▸ **EXTRACT PROVIDED**
=-=-=-=-=
High Notes in the Lowcountry: The Charleston Jazz Initiative.
Jazz at high noon! It’s The Mezz, located above Sermet’s Downtown, King Street, in the heart of historical Charleston. I share a table with other San Francisco Bay Area writers attending the annual Southern Sampler Artists Colony workshop. Along with local patrons, we have gathered to celebrate and support the Charleston Jazz Initiative. I look around the room with its exposed brick walls, heart pine floors, and small tables covered with crisp white cloths—a bud vase containing a single red rose in the center of each. It’s easy to imagine that I have found myself in a well-appointed living room, now filled with chatting folks eagerly anticipating the arrival of the Quentin Baxter Quintet, who typically work into the wee hours and rise late in the day. I sip my sweet tea—a concession to Southern taste—and wait, my curiosity piqued. A devotee of jazz, I know little about its origins in the Lowcountry. In my mind, jazz belongs to New Orleans.
An undercurrent of excitement sweeps the room when Quentin, a native Charlestonian, drummer, and founder of the quintet, steps on stage and introduces his fellow musicians. A slight man with dreadlocks and an engaging smile, Quentin acknowledges that this is indeed an unusual performance time, but from the first notes, it seems that the musicians have been playing as one, night or day, for years.
The riff begins . . . notes gently offered and received . . . circling back whole. Charlton Singleton, the trumpeter-composer, explains that his song “Delicate” came to him while untangling his three-year-old daughter’s hair. “Now she’s twenty and won’t let me anywhere near her hair. Time passes too quickly,” he says.
Mesmerized by the music and stories, I vow to research the Lowcountry jazz legacy, but never would have guessed that some of its development traces back to a Charleston orphanage.
=-=-=-=-=
▸ **TASK OBJECTIVE**
Using the article on the Charleston Jazz Initiative, answer the following:
(a) Where is The Mezz located?
(b) What instrument does Quentin Baxter play?
(c) What activity led to the song "Delicate"?

▸ **DATA BLOCK**
=-=-=-=-=
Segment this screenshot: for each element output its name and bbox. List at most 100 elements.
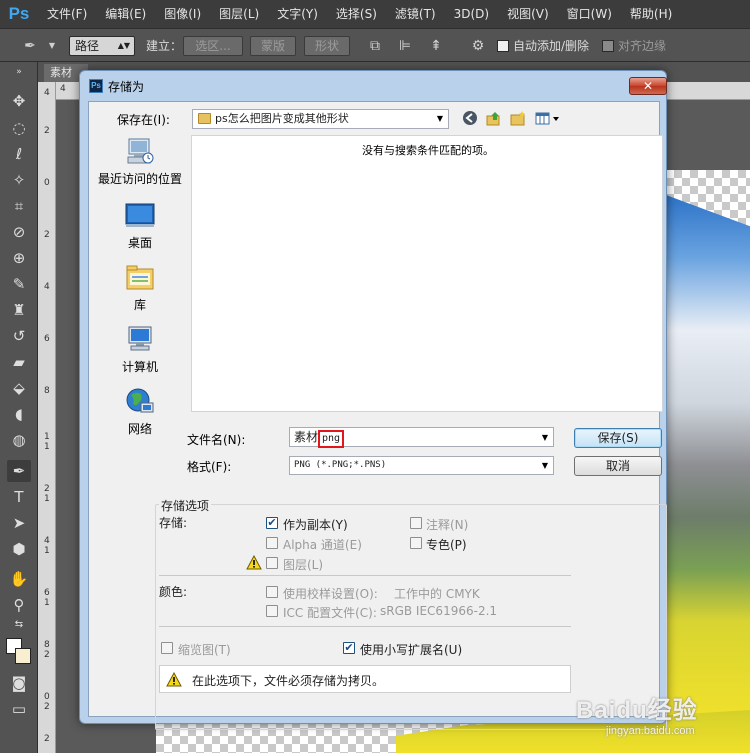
=-=-=-=-=
▸ **FINISHED ANSWER**
(a) Above Sermet's Downtown, on King Street, in the heart of historical Charleston.
(b) The drums.
(c) Untangling his three-year-old daughter's hair.